PROBLEM REQUIREMENTS: Write out the whole of the material exactly.

Stored data
········
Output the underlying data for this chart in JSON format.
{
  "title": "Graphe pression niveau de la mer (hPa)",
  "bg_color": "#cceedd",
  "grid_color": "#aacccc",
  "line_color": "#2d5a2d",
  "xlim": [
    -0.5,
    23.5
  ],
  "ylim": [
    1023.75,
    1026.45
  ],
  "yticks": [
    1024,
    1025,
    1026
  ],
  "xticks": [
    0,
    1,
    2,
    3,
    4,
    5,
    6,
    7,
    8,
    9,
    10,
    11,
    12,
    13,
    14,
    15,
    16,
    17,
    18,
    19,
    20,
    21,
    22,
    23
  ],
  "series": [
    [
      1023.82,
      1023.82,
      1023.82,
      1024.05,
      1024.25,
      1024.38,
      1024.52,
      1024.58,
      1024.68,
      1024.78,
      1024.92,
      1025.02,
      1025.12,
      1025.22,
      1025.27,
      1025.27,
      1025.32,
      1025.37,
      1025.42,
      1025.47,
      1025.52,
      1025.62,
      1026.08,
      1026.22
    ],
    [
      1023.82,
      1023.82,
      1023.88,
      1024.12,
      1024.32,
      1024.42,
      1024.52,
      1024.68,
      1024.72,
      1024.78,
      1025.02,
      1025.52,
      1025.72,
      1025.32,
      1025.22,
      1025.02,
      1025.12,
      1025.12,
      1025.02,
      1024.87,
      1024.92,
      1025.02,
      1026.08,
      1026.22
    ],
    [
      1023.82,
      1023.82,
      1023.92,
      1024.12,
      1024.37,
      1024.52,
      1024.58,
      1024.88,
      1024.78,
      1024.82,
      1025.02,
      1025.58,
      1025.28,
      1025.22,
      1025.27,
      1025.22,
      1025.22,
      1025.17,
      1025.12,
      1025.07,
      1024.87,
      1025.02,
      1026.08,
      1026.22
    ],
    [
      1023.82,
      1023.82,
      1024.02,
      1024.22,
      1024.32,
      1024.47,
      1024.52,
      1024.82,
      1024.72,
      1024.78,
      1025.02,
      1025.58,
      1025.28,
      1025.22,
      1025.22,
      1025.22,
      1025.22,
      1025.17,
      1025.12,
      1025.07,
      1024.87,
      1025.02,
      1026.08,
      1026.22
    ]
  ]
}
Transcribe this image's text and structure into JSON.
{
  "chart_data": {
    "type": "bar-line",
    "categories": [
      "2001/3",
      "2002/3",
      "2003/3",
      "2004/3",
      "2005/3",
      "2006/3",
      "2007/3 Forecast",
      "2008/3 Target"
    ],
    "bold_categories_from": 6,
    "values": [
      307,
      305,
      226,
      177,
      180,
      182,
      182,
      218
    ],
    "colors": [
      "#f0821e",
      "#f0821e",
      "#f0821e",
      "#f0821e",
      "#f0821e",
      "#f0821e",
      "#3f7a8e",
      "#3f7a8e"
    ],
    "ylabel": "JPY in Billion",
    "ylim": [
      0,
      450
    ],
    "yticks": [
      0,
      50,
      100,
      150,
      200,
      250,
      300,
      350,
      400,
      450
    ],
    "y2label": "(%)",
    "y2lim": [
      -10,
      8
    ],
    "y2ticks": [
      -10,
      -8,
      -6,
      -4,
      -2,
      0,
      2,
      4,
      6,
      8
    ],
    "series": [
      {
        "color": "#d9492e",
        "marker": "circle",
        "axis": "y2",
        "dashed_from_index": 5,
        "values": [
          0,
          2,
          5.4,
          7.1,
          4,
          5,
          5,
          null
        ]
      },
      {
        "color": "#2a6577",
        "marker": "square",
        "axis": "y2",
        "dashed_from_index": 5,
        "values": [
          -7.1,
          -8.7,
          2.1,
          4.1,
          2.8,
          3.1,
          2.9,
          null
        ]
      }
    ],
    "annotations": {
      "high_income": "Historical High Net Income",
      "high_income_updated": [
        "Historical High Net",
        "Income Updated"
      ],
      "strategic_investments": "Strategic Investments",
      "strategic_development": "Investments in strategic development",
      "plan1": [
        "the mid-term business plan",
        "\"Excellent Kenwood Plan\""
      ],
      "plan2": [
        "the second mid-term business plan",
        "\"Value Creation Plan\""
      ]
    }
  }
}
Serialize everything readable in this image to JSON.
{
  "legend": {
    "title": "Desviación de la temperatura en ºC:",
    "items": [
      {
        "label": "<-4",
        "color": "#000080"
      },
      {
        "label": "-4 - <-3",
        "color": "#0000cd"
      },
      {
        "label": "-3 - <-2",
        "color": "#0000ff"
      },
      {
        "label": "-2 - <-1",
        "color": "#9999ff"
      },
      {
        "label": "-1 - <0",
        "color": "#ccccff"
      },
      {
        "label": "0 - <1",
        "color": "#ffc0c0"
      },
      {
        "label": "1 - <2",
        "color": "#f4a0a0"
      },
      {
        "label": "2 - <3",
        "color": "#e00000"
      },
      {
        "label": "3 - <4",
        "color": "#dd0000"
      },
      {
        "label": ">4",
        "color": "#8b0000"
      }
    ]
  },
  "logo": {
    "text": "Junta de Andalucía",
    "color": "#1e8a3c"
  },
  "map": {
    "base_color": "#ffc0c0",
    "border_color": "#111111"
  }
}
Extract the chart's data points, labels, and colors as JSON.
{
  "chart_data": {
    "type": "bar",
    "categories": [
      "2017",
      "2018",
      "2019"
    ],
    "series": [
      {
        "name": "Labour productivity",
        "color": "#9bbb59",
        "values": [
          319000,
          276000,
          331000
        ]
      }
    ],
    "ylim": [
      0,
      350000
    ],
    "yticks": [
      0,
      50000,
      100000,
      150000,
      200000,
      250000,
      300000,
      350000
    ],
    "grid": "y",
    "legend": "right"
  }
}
········
OUTPUT BELOW:
Output the underlying data for this chart in JSON format.
{
  "title": "Graphe pression niveau de la mer (hPa)",
  "bg_color": "#cceedd",
  "grid_color": "#aacccc",
  "line_color": "#2d5a2d",
  "xlim": [
    -0.5,
    23.5
  ],
  "ylim": [
    1023.75,
    1026.45
  ],
  "yticks": [
    1024,
    1025,
    1026
  ],
  "xticks": [
    0,
    1,
    2,
    3,
    4,
    5,
    6,
    7,
    8,
    9,
    10,
    11,
    12,
    13,
    14,
    15,
    16,
    17,
    18,
    19,
    20,
    21,
    22,
    23
  ],
  "series": [
    [
      1023.82,
      1023.82,
      1023.82,
      1024.05,
      1024.25,
      1024.38,
      1024.52,
      1024.58,
      1024.68,
      1024.78,
      1024.92,
      1025.02,
      1025.12,
      1025.22,
      1025.27,
      1025.27,
      1025.32,
      1025.37,
      1025.42,
      1025.47,
      1025.52,
      1025.62,
      1026.08,
      1026.22
    ],
    [
      1023.82,
      1023.82,
      1023.88,
      1024.12,
      1024.32,
      1024.42,
      1024.52,
      1024.68,
      1024.72,
      1024.78,
      1025.02,
      1025.52,
      1025.72,
      1025.32,
      1025.22,
      1025.02,
      1025.12,
      1025.12,
      1025.02,
      1024.87,
      1024.92,
      1025.02,
      1026.08,
      1026.22
    ],
    [
      1023.82,
      1023.82,
      1023.92,
      1024.12,
      1024.37,
      1024.52,
      1024.58,
      1024.88,
      1024.78,
      1024.82,
      1025.02,
      1025.58,
      1025.28,
      1025.22,
      1025.27,
      1025.22,
      1025.22,
      1025.17,
      1025.12,
      1025.07,
      1024.87,
      1025.02,
      1026.08,
      1026.22
    ],
    [
      1023.82,
      1023.82,
      1024.02,
      1024.22,
      1024.32,
      1024.47,
      1024.52,
      1024.82,
      1024.72,
      1024.78,
      1025.02,
      1025.58,
      1025.28,
      1025.22,
      1025.22,
      1025.22,
      1025.22,
      1025.17,
      1025.12,
      1025.07,
      1024.87,
      1025.02,
      1026.08,
      1026.22
    ]
  ]
}
Transcribe this image's text and structure into JSON.
{
  "chart_data": {
    "type": "bar-line",
    "categories": [
      "2001/3",
      "2002/3",
      "2003/3",
      "2004/3",
      "2005/3",
      "2006/3",
      "2007/3 Forecast",
      "2008/3 Target"
    ],
    "bold_categories_from": 6,
    "values": [
      307,
      305,
      226,
      177,
      180,
      182,
      182,
      218
    ],
    "colors": [
      "#f0821e",
      "#f0821e",
      "#f0821e",
      "#f0821e",
      "#f0821e",
      "#f0821e",
      "#3f7a8e",
      "#3f7a8e"
    ],
    "ylabel": "JPY in Billion",
    "ylim": [
      0,
      450
    ],
    "yticks": [
      0,
      50,
      100,
      150,
      200,
      250,
      300,
      350,
      400,
      450
    ],
    "y2label": "(%)",
    "y2lim": [
      -10,
      8
    ],
    "y2ticks": [
      -10,
      -8,
      -6,
      -4,
      -2,
      0,
      2,
      4,
      6,
      8
    ],
    "series": [
      {
        "color": "#d9492e",
        "marker": "circle",
        "axis": "y2",
        "dashed_from_index": 5,
        "values": [
          0,
          2,
          5.4,
          7.1,
          4,
          5,
          5,
          null
        ]
      },
      {
        "color": "#2a6577",
        "marker": "square",
        "axis": "y2",
        "dashed_from_index": 5,
        "values": [
          -7.1,
          -8.7,
          2.1,
          4.1,
          2.8,
          3.1,
          2.9,
          null
        ]
      }
    ],
    "annotations": {
      "high_income": "Historical High Net Income",
      "high_income_updated": [
        "Historical High Net",
        "Income Updated"
      ],
      "strategic_investments": "Strategic Investments",
      "strategic_development": "Investments in strategic development",
      "plan1": [
        "the mid-term business plan",
        "\"Excellent Kenwood Plan\""
      ],
      "plan2": [
        "the second mid-term business plan",
        "\"Value Creation Plan\""
      ]
    }
  }
}
Serialize everything readable in this image to JSON.
{
  "legend": {
    "title": "Desviación de la temperatura en ºC:",
    "items": [
      {
        "label": "<-4",
        "color": "#000080"
      },
      {
        "label": "-4 - <-3",
        "color": "#0000cd"
      },
      {
        "label": "-3 - <-2",
        "color": "#0000ff"
      },
      {
        "label": "-2 - <-1",
        "color": "#9999ff"
      },
      {
        "label": "-1 - <0",
        "color": "#ccccff"
      },
      {
        "label": "0 - <1",
        "color": "#ffc0c0"
      },
      {
        "label": "1 - <2",
        "color": "#f4a0a0"
      },
      {
        "label": "2 - <3",
        "color": "#e00000"
      },
      {
        "label": "3 - <4",
        "color": "#dd0000"
      },
      {
        "label": ">4",
        "color": "#8b0000"
      }
    ]
  },
  "logo": {
    "text": "Junta de Andalucía",
    "color": "#1e8a3c"
  },
  "map": {
    "base_color": "#ffc0c0",
    "border_color": "#111111"
  }
}
Extract the chart's data points, labels, and colors as JSON.
{
  "chart_data": {
    "type": "bar",
    "categories": [
      "2017",
      "2018",
      "2019"
    ],
    "series": [
      {
        "name": "Labour productivity",
        "color": "#9bbb59",
        "values": [
          319000,
          276000,
          331000
        ]
      }
    ],
    "ylim": [
      0,
      350000
    ],
    "yticks": [
      0,
      50000,
      100000,
      150000,
      200000,
      250000,
      300000,
      350000
    ],
    "grid": "y",
    "legend": "right"
  }
}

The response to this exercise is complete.